Reproduce every record exactly as it appears, but not the pictures.

___ Provided records

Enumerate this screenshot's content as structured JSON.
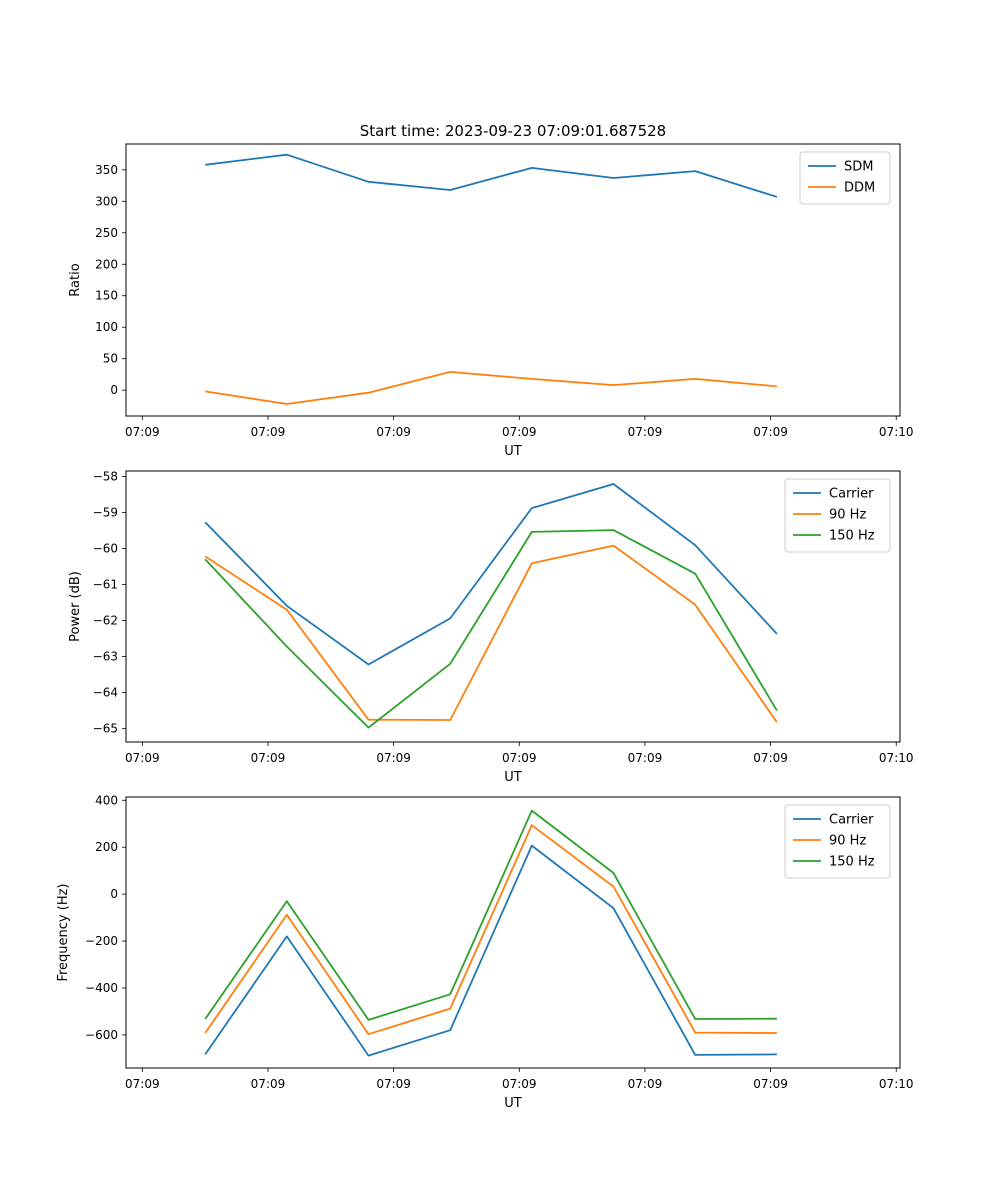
{
  "figure": {
    "title": "Start time: 2023-09-23 07:09:01.687528"
  },
  "chart_data": [
    {
      "type": "line",
      "xlabel": "UT",
      "ylabel": "Ratio",
      "x": [
        0.5,
        1.15,
        1.8,
        2.45,
        3.1,
        3.75,
        4.4,
        5.05
      ],
      "xlim": [
        -0.13,
        6.03
      ],
      "xticks": [
        0,
        1,
        2,
        3,
        4,
        5,
        6
      ],
      "xtick_labels": [
        "07:09",
        "07:09",
        "07:09",
        "07:09",
        "07:09",
        "07:09",
        "07:10"
      ],
      "ylim": [
        -41,
        391
      ],
      "yticks": [
        0,
        50,
        100,
        150,
        200,
        250,
        300,
        350
      ],
      "ytick_labels": [
        "0",
        "50",
        "100",
        "150",
        "200",
        "250",
        "300",
        "350"
      ],
      "legend": "top-right",
      "series": [
        {
          "name": "SDM",
          "color": "#1f77b4",
          "values": [
            358,
            374,
            331,
            318,
            353,
            337,
            348,
            307
          ]
        },
        {
          "name": "DDM",
          "color": "#ff7f0e",
          "values": [
            -2,
            -22,
            -4,
            29,
            18,
            8,
            18,
            6
          ]
        }
      ]
    },
    {
      "type": "line",
      "xlabel": "UT",
      "ylabel": "Power (dB)",
      "x": [
        0.5,
        1.15,
        1.8,
        2.45,
        3.1,
        3.75,
        4.4,
        5.05
      ],
      "xlim": [
        -0.13,
        6.03
      ],
      "xticks": [
        0,
        1,
        2,
        3,
        4,
        5,
        6
      ],
      "xtick_labels": [
        "07:09",
        "07:09",
        "07:09",
        "07:09",
        "07:09",
        "07:09",
        "07:10"
      ],
      "ylim": [
        -65.37,
        -57.85
      ],
      "yticks": [
        -65,
        -64,
        -63,
        -62,
        -61,
        -60,
        -59,
        -58
      ],
      "ytick_labels": [
        "−65",
        "−64",
        "−63",
        "−62",
        "−61",
        "−60",
        "−59",
        "−58"
      ],
      "legend": "top-right",
      "series": [
        {
          "name": "Carrier",
          "color": "#1f77b4",
          "values": [
            -59.27,
            -61.59,
            -63.22,
            -61.94,
            -58.88,
            -58.21,
            -59.91,
            -62.37
          ]
        },
        {
          "name": "90 Hz",
          "color": "#ff7f0e",
          "values": [
            -60.22,
            -61.7,
            -64.75,
            -64.76,
            -60.41,
            -59.92,
            -61.56,
            -64.82
          ]
        },
        {
          "name": "150 Hz",
          "color": "#2ca02c",
          "values": [
            -60.3,
            -62.72,
            -64.97,
            -63.2,
            -59.54,
            -59.49,
            -60.7,
            -64.5
          ]
        }
      ]
    },
    {
      "type": "line",
      "xlabel": "UT",
      "ylabel": "Frequency (Hz)",
      "x": [
        0.5,
        1.15,
        1.8,
        2.45,
        3.1,
        3.75,
        4.4,
        5.05
      ],
      "xlim": [
        -0.13,
        6.03
      ],
      "xticks": [
        0,
        1,
        2,
        3,
        4,
        5,
        6
      ],
      "xtick_labels": [
        "07:09",
        "07:09",
        "07:09",
        "07:09",
        "07:09",
        "07:09",
        "07:10"
      ],
      "ylim": [
        -741,
        414
      ],
      "yticks": [
        -600,
        -400,
        -200,
        0,
        200,
        400
      ],
      "ytick_labels": [
        "−600",
        "−400",
        "−200",
        "0",
        "200",
        "400"
      ],
      "legend": "top-right",
      "series": [
        {
          "name": "Carrier",
          "color": "#1f77b4",
          "values": [
            -683,
            -180,
            -688,
            -580,
            207,
            -60,
            -685,
            -683
          ]
        },
        {
          "name": "90 Hz",
          "color": "#ff7f0e",
          "values": [
            -592,
            -88,
            -597,
            -488,
            294,
            32,
            -590,
            -592
          ]
        },
        {
          "name": "150 Hz",
          "color": "#2ca02c",
          "values": [
            -532,
            -30,
            -536,
            -427,
            356,
            90,
            -532,
            -531
          ]
        }
      ]
    }
  ]
}
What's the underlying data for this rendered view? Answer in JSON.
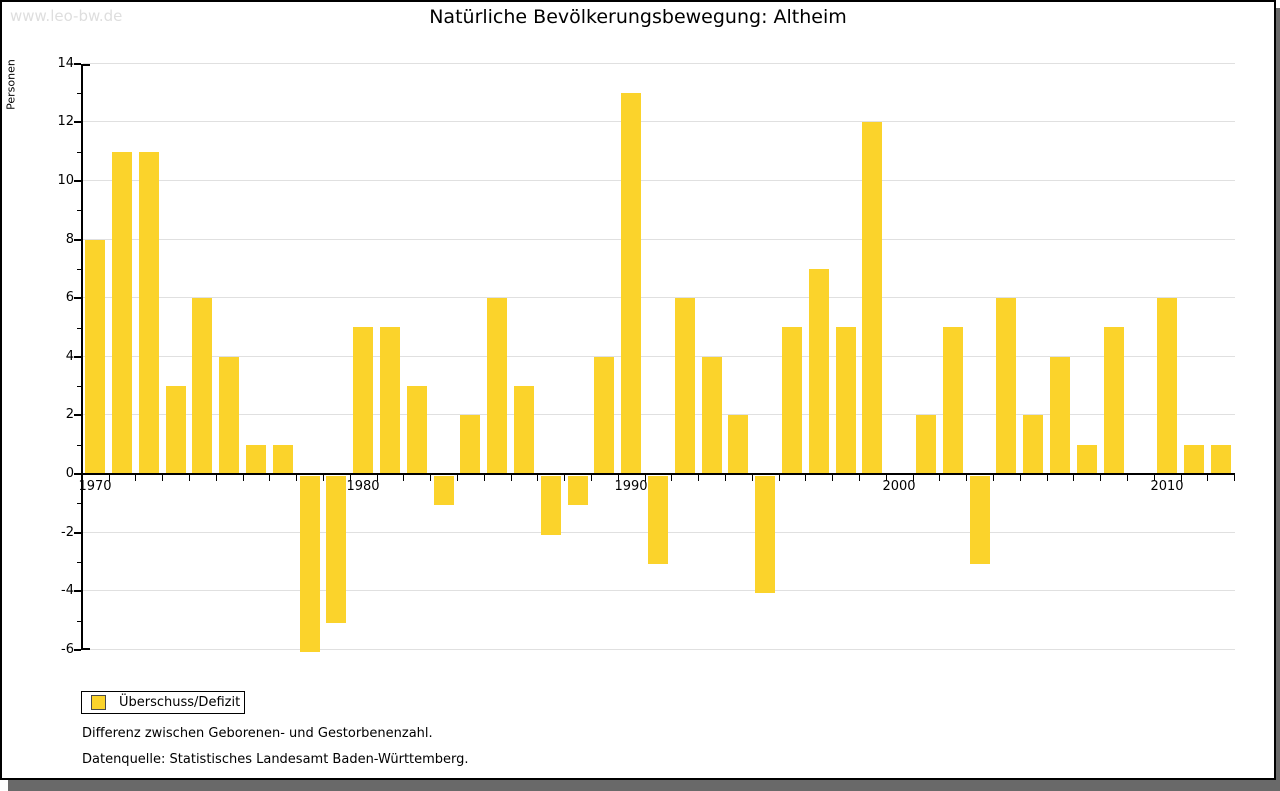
{
  "window": {
    "watermark": "www.leo-bw.de"
  },
  "header": {
    "title": "Natürliche Bevölkerungsbewegung: Altheim"
  },
  "legend": {
    "label": "Überschuss/Defizit"
  },
  "footnotes": {
    "description": "Differenz zwischen Geborenen- und Gestorbenenzahl.",
    "source": "Datenquelle: Statistisches Landesamt Baden-Württemberg."
  },
  "colors": {
    "bar": "#fbd32b",
    "grid": "#e0e0e0",
    "axis": "#000000",
    "watermark": "#dedede",
    "shadow": "#696969"
  },
  "chart_data": {
    "type": "bar",
    "title": "Natürliche Bevölkerungsbewegung: Altheim",
    "xlabel": "",
    "ylabel": "Personen",
    "ylim": [
      -6,
      14
    ],
    "ytick_interval": 2,
    "grid": true,
    "legend_position": "bottom-left",
    "x_axis_tick_labels": [
      "1970",
      "1980",
      "1990",
      "2000",
      "2010"
    ],
    "series": [
      {
        "name": "Überschuss/Defizit",
        "x": [
          1970,
          1971,
          1972,
          1973,
          1974,
          1975,
          1976,
          1977,
          1978,
          1979,
          1980,
          1981,
          1982,
          1983,
          1984,
          1985,
          1986,
          1987,
          1988,
          1989,
          1990,
          1991,
          1992,
          1993,
          1994,
          1995,
          1996,
          1997,
          1998,
          1999,
          2000,
          2001,
          2002,
          2003,
          2004,
          2005,
          2006,
          2007,
          2008,
          2009,
          2010,
          2011,
          2012
        ],
        "values": [
          8,
          11,
          11,
          3,
          6,
          4,
          1,
          1,
          -6,
          -5,
          5,
          5,
          3,
          -1,
          2,
          6,
          3,
          -2,
          -1,
          4,
          13,
          -3,
          6,
          4,
          2,
          -4,
          5,
          7,
          5,
          12,
          0,
          2,
          5,
          -3,
          6,
          2,
          4,
          1,
          5,
          0,
          6,
          1,
          1
        ]
      }
    ]
  }
}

______

Exercise answer:
Enumerate this screenshot's content as structured JSON.
{
  "figure": {
    "title": "Start time: 2023-09-23 07:09:01.687528"
  },
  "chart_data": [
    {
      "type": "line",
      "xlabel": "UT",
      "ylabel": "Ratio",
      "x": [
        0.5,
        1.15,
        1.8,
        2.45,
        3.1,
        3.75,
        4.4,
        5.05
      ],
      "xlim": [
        -0.13,
        6.03
      ],
      "xticks": [
        0,
        1,
        2,
        3,
        4,
        5,
        6
      ],
      "xtick_labels": [
        "07:09",
        "07:09",
        "07:09",
        "07:09",
        "07:09",
        "07:09",
        "07:10"
      ],
      "ylim": [
        -41,
        391
      ],
      "yticks": [
        0,
        50,
        100,
        150,
        200,
        250,
        300,
        350
      ],
      "ytick_labels": [
        "0",
        "50",
        "100",
        "150",
        "200",
        "250",
        "300",
        "350"
      ],
      "legend": "top-right",
      "series": [
        {
          "name": "SDM",
          "color": "#1f77b4",
          "values": [
            358,
            374,
            331,
            318,
            353,
            337,
            348,
            307
          ]
        },
        {
          "name": "DDM",
          "color": "#ff7f0e",
          "values": [
            -2,
            -22,
            -4,
            29,
            18,
            8,
            18,
            6
          ]
        }
      ]
    },
    {
      "type": "line",
      "xlabel": "UT",
      "ylabel": "Power (dB)",
      "x": [
        0.5,
        1.15,
        1.8,
        2.45,
        3.1,
        3.75,
        4.4,
        5.05
      ],
      "xlim": [
        -0.13,
        6.03
      ],
      "xticks": [
        0,
        1,
        2,
        3,
        4,
        5,
        6
      ],
      "xtick_labels": [
        "07:09",
        "07:09",
        "07:09",
        "07:09",
        "07:09",
        "07:09",
        "07:10"
      ],
      "ylim": [
        -65.37,
        -57.85
      ],
      "yticks": [
        -65,
        -64,
        -63,
        -62,
        -61,
        -60,
        -59,
        -58
      ],
      "ytick_labels": [
        "−65",
        "−64",
        "−63",
        "−62",
        "−61",
        "−60",
        "−59",
        "−58"
      ],
      "legend": "top-right",
      "series": [
        {
          "name": "Carrier",
          "color": "#1f77b4",
          "values": [
            -59.27,
            -61.59,
            -63.22,
            -61.94,
            -58.88,
            -58.21,
            -59.91,
            -62.37
          ]
        },
        {
          "name": "90 Hz",
          "color": "#ff7f0e",
          "values": [
            -60.22,
            -61.7,
            -64.75,
            -64.76,
            -60.41,
            -59.92,
            -61.56,
            -64.82
          ]
        },
        {
          "name": "150 Hz",
          "color": "#2ca02c",
          "values": [
            -60.3,
            -62.72,
            -64.97,
            -63.2,
            -59.54,
            -59.49,
            -60.7,
            -64.5
          ]
        }
      ]
    },
    {
      "type": "line",
      "xlabel": "UT",
      "ylabel": "Frequency (Hz)",
      "x": [
        0.5,
        1.15,
        1.8,
        2.45,
        3.1,
        3.75,
        4.4,
        5.05
      ],
      "xlim": [
        -0.13,
        6.03
      ],
      "xticks": [
        0,
        1,
        2,
        3,
        4,
        5,
        6
      ],
      "xtick_labels": [
        "07:09",
        "07:09",
        "07:09",
        "07:09",
        "07:09",
        "07:09",
        "07:10"
      ],
      "ylim": [
        -741,
        414
      ],
      "yticks": [
        -600,
        -400,
        -200,
        0,
        200,
        400
      ],
      "ytick_labels": [
        "−600",
        "−400",
        "−200",
        "0",
        "200",
        "400"
      ],
      "legend": "top-right",
      "series": [
        {
          "name": "Carrier",
          "color": "#1f77b4",
          "values": [
            -683,
            -180,
            -688,
            -580,
            207,
            -60,
            -685,
            -683
          ]
        },
        {
          "name": "90 Hz",
          "color": "#ff7f0e",
          "values": [
            -592,
            -88,
            -597,
            -488,
            294,
            32,
            -590,
            -592
          ]
        },
        {
          "name": "150 Hz",
          "color": "#2ca02c",
          "values": [
            -532,
            -30,
            -536,
            -427,
            356,
            90,
            -532,
            -531
          ]
        }
      ]
    }
  ]
}
What's the underlying data for this rendered view? Answer in JSON.
{
  "window": {
    "watermark": "www.leo-bw.de"
  },
  "header": {
    "title": "Natürliche Bevölkerungsbewegung: Altheim"
  },
  "legend": {
    "label": "Überschuss/Defizit"
  },
  "footnotes": {
    "description": "Differenz zwischen Geborenen- und Gestorbenenzahl.",
    "source": "Datenquelle: Statistisches Landesamt Baden-Württemberg."
  },
  "colors": {
    "bar": "#fbd32b",
    "grid": "#e0e0e0",
    "axis": "#000000",
    "watermark": "#dedede",
    "shadow": "#696969"
  },
  "chart_data": {
    "type": "bar",
    "title": "Natürliche Bevölkerungsbewegung: Altheim",
    "xlabel": "",
    "ylabel": "Personen",
    "ylim": [
      -6,
      14
    ],
    "ytick_interval": 2,
    "grid": true,
    "legend_position": "bottom-left",
    "x_axis_tick_labels": [
      "1970",
      "1980",
      "1990",
      "2000",
      "2010"
    ],
    "series": [
      {
        "name": "Überschuss/Defizit",
        "x": [
          1970,
          1971,
          1972,
          1973,
          1974,
          1975,
          1976,
          1977,
          1978,
          1979,
          1980,
          1981,
          1982,
          1983,
          1984,
          1985,
          1986,
          1987,
          1988,
          1989,
          1990,
          1991,
          1992,
          1993,
          1994,
          1995,
          1996,
          1997,
          1998,
          1999,
          2000,
          2001,
          2002,
          2003,
          2004,
          2005,
          2006,
          2007,
          2008,
          2009,
          2010,
          2011,
          2012
        ],
        "values": [
          8,
          11,
          11,
          3,
          6,
          4,
          1,
          1,
          -6,
          -5,
          5,
          5,
          3,
          -1,
          2,
          6,
          3,
          -2,
          -1,
          4,
          13,
          -3,
          6,
          4,
          2,
          -4,
          5,
          7,
          5,
          12,
          0,
          2,
          5,
          -3,
          6,
          2,
          4,
          1,
          5,
          0,
          6,
          1,
          1
        ]
      }
    ]
  }
}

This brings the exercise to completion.